→ **What you need to do**:
Repeat exactly, and only, the lines from the line containing "Read out every word on this page." through the last line of the records below, including both.

# START OF Information supplied

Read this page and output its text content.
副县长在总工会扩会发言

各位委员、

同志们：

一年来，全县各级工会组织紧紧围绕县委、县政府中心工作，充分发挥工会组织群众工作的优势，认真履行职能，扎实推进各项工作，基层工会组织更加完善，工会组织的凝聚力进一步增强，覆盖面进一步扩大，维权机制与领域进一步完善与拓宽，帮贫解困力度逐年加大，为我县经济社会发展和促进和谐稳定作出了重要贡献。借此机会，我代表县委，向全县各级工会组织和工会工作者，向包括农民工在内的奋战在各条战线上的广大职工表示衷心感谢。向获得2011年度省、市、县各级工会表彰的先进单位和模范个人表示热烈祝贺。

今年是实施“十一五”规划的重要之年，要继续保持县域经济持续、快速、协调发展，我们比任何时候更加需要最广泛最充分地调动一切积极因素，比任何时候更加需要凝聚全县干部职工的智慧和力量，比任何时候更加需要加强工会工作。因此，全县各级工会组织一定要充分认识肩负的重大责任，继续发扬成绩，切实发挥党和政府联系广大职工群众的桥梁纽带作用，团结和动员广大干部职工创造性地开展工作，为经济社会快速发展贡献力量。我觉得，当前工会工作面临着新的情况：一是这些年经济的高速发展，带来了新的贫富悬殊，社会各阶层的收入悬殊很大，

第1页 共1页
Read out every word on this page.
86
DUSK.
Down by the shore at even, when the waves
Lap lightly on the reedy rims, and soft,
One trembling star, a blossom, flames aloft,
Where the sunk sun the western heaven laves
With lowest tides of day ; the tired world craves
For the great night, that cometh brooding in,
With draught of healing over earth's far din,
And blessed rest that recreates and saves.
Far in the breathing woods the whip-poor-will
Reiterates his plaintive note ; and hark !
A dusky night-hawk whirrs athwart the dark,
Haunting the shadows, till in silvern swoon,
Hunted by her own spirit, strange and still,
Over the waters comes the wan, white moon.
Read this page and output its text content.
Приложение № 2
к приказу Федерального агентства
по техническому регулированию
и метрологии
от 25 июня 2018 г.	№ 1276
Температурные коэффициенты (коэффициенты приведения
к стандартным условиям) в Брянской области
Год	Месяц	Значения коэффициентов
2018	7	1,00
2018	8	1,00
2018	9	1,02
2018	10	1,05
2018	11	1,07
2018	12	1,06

# END OF Information supplied

→ **Completed task**:
Read out every word on this page.
86
DUSK.
Down by the shore at even, when the waves
Lap lightly on the reedy rims, and soft,
One trembling star, a blossom, flames aloft,
Where the sunk sun the western heaven laves
With lowest tides of day ; the tired world craves
For the great night, that cometh brooding in,
With draught of healing over earth's far din,
And blessed rest that recreates and saves.
Far in the breathing woods the whip-poor-will
Reiterates his plaintive note ; and hark !
A dusky night-hawk whirrs athwart the dark,
Haunting the shadows, till in silvern swoon,
Hunted by her own spirit, strange and still,
Over the waters comes the wan, white moon.
Read this page and output its text content.
Приложение № 2
к приказу Федерального агентства
по техническому регулированию
и метрологии
от 25 июня 2018 г.	№ 1276
Температурные коэффициенты (коэффициенты приведения
к стандартным условиям) в Брянской области
Год	Месяц	Значения коэффициентов
2018	7	1,00
2018	8	1,00
2018	9	1,02
2018	10	1,05
2018	11	1,07
2018	12	1,06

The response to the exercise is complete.